— start of RECORDS SUPPLIED —

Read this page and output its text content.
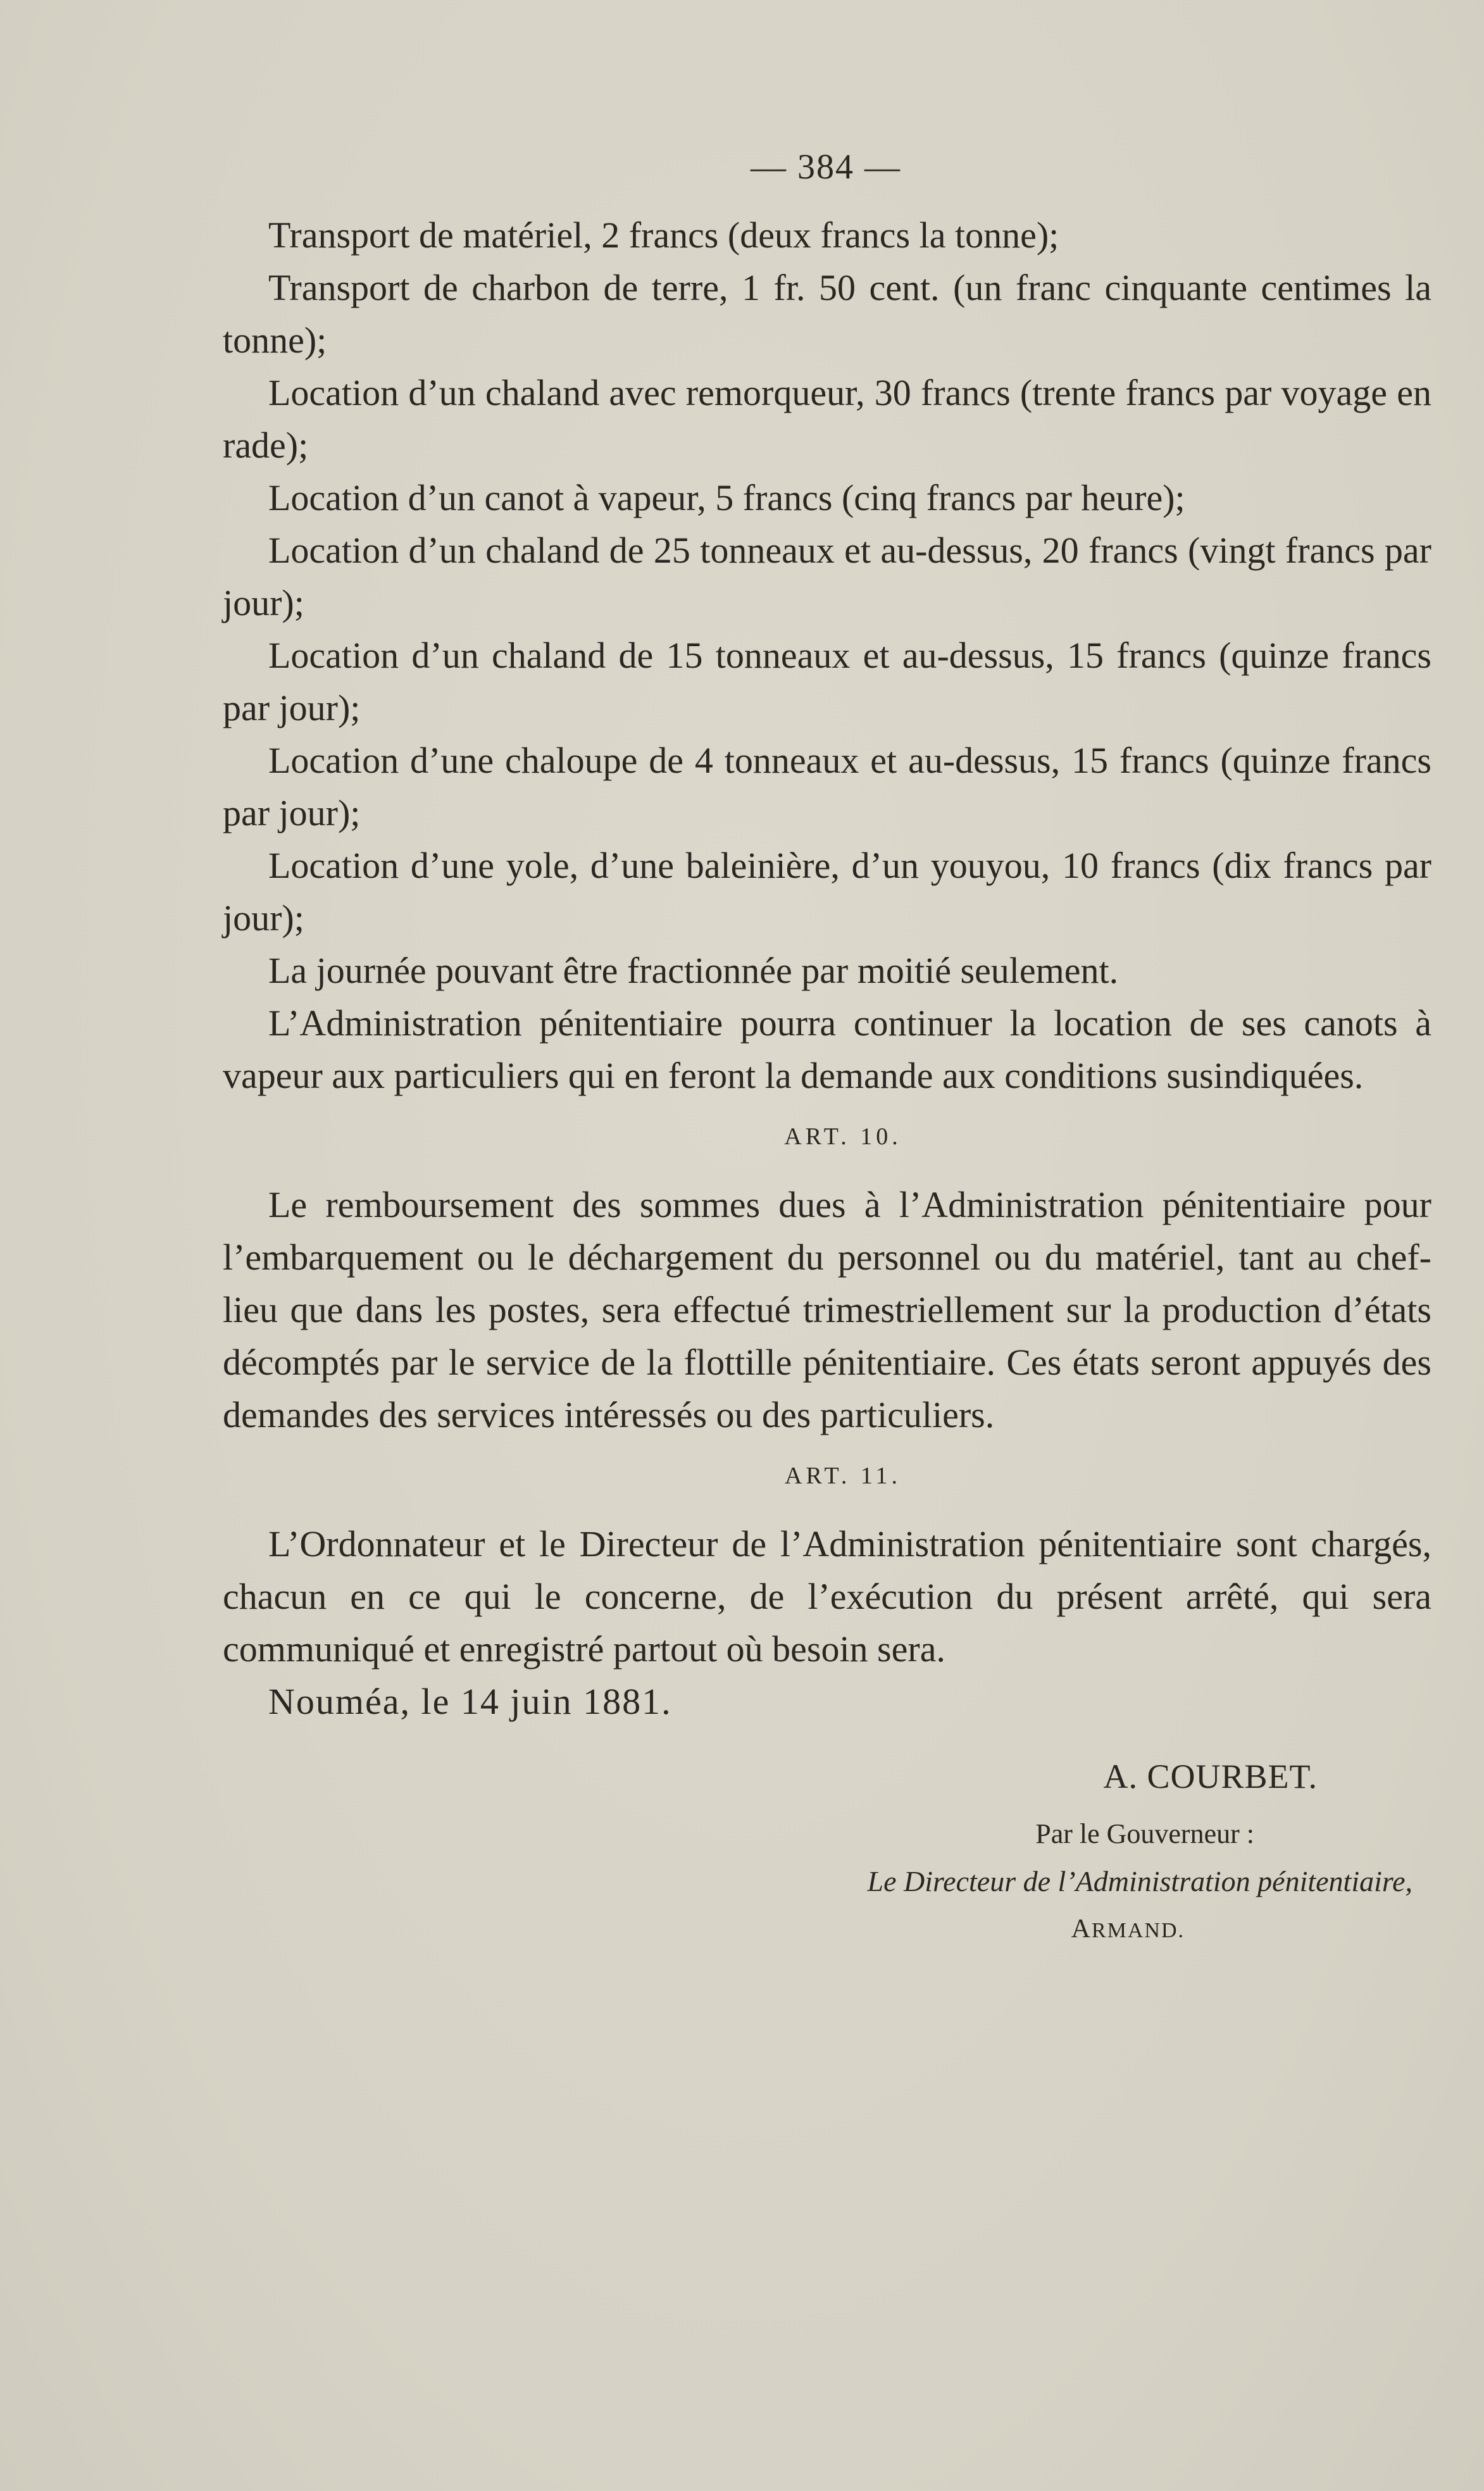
— 384 —

Transport de matériel, 2 francs (deux francs la tonne);

Transport de charbon de terre, 1 fr. 50 cent. (un franc cinquante centimes la tonne);

Location d’un chaland avec remorqueur, 30 francs (trente francs par voyage en rade);

Location d’un canot à vapeur, 5 francs (cinq francs par heure);

Location d’un chaland de 25 tonneaux et au-dessus, 20 francs (vingt francs par jour);

Location d’un chaland de 15 tonneaux et au-dessus, 15 francs (quinze francs par jour);

Location d’une chaloupe de 4 tonneaux et au-dessus, 15 francs (quinze francs par jour);

Location d’une yole, d’une baleinière, d’un youyou, 10 francs (dix francs par jour);

La journée pouvant être fractionnée par moitié seulement.

L’Administration pénitentiaire pourra continuer la location de ses canots à vapeur aux particuliers qui en feront la demande aux conditions susindiquées.

ART. 10.

Le remboursement des sommes dues à l’Administration pénitentiaire pour l’embarquement ou le déchargement du personnel ou du matériel, tant au chef-lieu que dans les postes, sera effectué trimestriellement sur la production d’états décomptés par le service de la flottille pénitentiaire. Ces états seront appuyés des demandes des services intéressés ou des particuliers.

ART. 11.

L’Ordonnateur et le Directeur de l’Administration pénitentiaire sont chargés, chacun en ce qui le concerne, de l’exécution du présent arrêté, qui sera communiqué et enregistré partout où besoin sera.

Nouméa, le 14 juin 1881.

A. COURBET.
Par le Gouverneur :
Le Directeur de l’Administration pénitentiaire,
ARMAND.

— end of RECORDS SUPPLIED —

WHAT YOU SHOULD DO
Every record is to be reproduced exactly, with no pictures included.

THE RESULT
Read this page and output its text content.
— 384 —

Transport de matériel, 2 francs (deux francs la tonne);

Transport de charbon de terre, 1 fr. 50 cent. (un franc cinquante centimes la tonne);

Location d’un chaland avec remorqueur, 30 francs (trente francs par voyage en rade);

Location d’un canot à vapeur, 5 francs (cinq francs par heure);

Location d’un chaland de 25 tonneaux et au-dessus, 20 francs (vingt francs par jour);

Location d’un chaland de 15 tonneaux et au-dessus, 15 francs (quinze francs par jour);

Location d’une chaloupe de 4 tonneaux et au-dessus, 15 francs (quinze francs par jour);

Location d’une yole, d’une baleinière, d’un youyou, 10 francs (dix francs par jour);

La journée pouvant être fractionnée par moitié seulement.

L’Administration pénitentiaire pourra continuer la location de ses canots à vapeur aux particuliers qui en feront la demande aux conditions susindiquées.

ART. 10.

Le remboursement des sommes dues à l’Administration pénitentiaire pour l’embarquement ou le déchargement du personnel ou du matériel, tant au chef-lieu que dans les postes, sera effectué trimestriellement sur la production d’états décomptés par le service de la flottille pénitentiaire. Ces états seront appuyés des demandes des services intéressés ou des particuliers.

ART. 11.

L’Ordonnateur et le Directeur de l’Administration pénitentiaire sont chargés, chacun en ce qui le concerne, de l’exécution du présent arrêté, qui sera communiqué et enregistré partout où besoin sera.

Nouméa, le 14 juin 1881.

A. COURBET.
Par le Gouverneur :
Le Directeur de l’Administration pénitentiaire,
ARMAND.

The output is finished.